**Aim**. Return the material word for word. Do not include pictures.

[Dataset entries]
__________
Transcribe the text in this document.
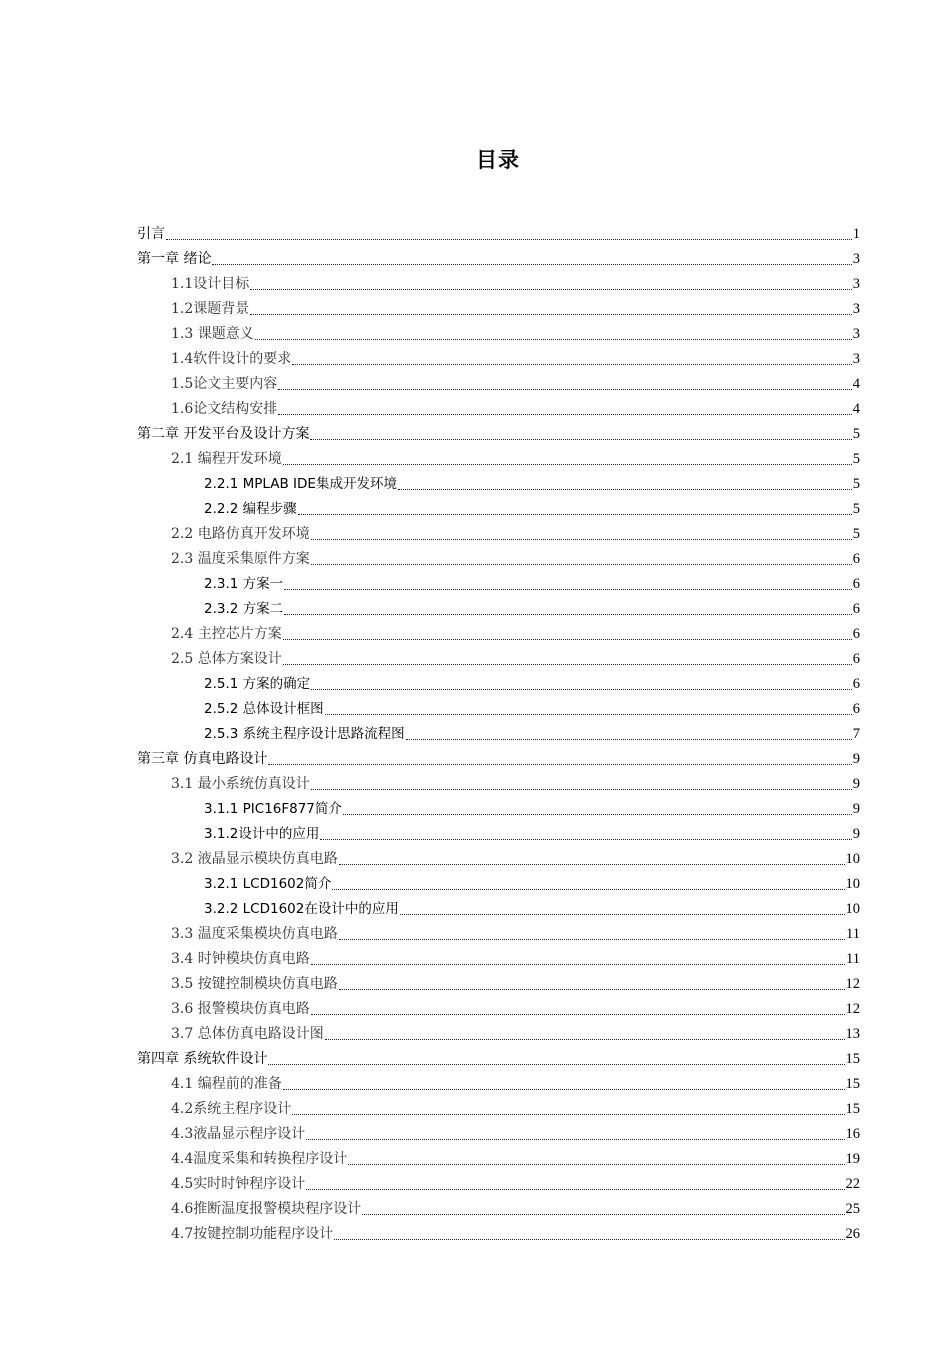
目录
引言	1
第一章 绪论	3
1.1设计目标	3
1.2课题背景	3
1.3 课题意义	3
1.4软件设计的要求	3
1.5论文主要内容	4
1.6论文结构安排	4
第二章 开发平台及设计方案	5
2.1 编程开发环境	5
2.2.1 MPLAB IDE集成开发环境	5
2.2.2 编程步骤	5
2.2 电路仿真开发环境	5
2.3 温度采集原件方案	6
2.3.1 方案一	6
2.3.2 方案二	6
2.4 主控芯片方案	6
2.5 总体方案设计	6
2.5.1 方案的确定	6
2.5.2 总体设计框图	6
2.5.3 系统主程序设计思路流程图	7
第三章 仿真电路设计	9
3.1 最小系统仿真设计	9
3.1.1 PIC16F877简介	9
3.1.2设计中的应用	9
3.2 液晶显示模块仿真电路	10
3.2.1 LCD1602简介	10
3.2.2 LCD1602在设计中的应用	10
3.3 温度采集模块仿真电路	11
3.4 时钟模块仿真电路	11
3.5 按键控制模块仿真电路	12
3.6 报警模块仿真电路	12
3.7 总体仿真电路设计图	13
第四章 系统软件设计	15
4.1 编程前的准备	15
4.2系统主程序设计	15
4.3液晶显示程序设计	16
4.4温度采集和转换程序设计	19
4.5实时时钟程序设计	22
4.6推断温度报警模块程序设计	25
4.7按键控制功能程序设计	26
__________
**Task output**.
Transcribe the text in this document.
目录
引言	1
第一章 绪论	3
1.1设计目标	3
1.2课题背景	3
1.3 课题意义	3
1.4软件设计的要求	3
1.5论文主要内容	4
1.6论文结构安排	4
第二章 开发平台及设计方案	5
2.1 编程开发环境	5
2.2.1 MPLAB IDE集成开发环境	5
2.2.2 编程步骤	5
2.2 电路仿真开发环境	5
2.3 温度采集原件方案	6
2.3.1 方案一	6
2.3.2 方案二	6
2.4 主控芯片方案	6
2.5 总体方案设计	6
2.5.1 方案的确定	6
2.5.2 总体设计框图	6
2.5.3 系统主程序设计思路流程图	7
第三章 仿真电路设计	9
3.1 最小系统仿真设计	9
3.1.1 PIC16F877简介	9
3.1.2设计中的应用	9
3.2 液晶显示模块仿真电路	10
3.2.1 LCD1602简介	10
3.2.2 LCD1602在设计中的应用	10
3.3 温度采集模块仿真电路	11
3.4 时钟模块仿真电路	11
3.5 按键控制模块仿真电路	12
3.6 报警模块仿真电路	12
3.7 总体仿真电路设计图	13
第四章 系统软件设计	15
4.1 编程前的准备	15
4.2系统主程序设计	15
4.3液晶显示程序设计	16
4.4温度采集和转换程序设计	19
4.5实时时钟程序设计	22
4.6推断温度报警模块程序设计	25
4.7按键控制功能程序设计	26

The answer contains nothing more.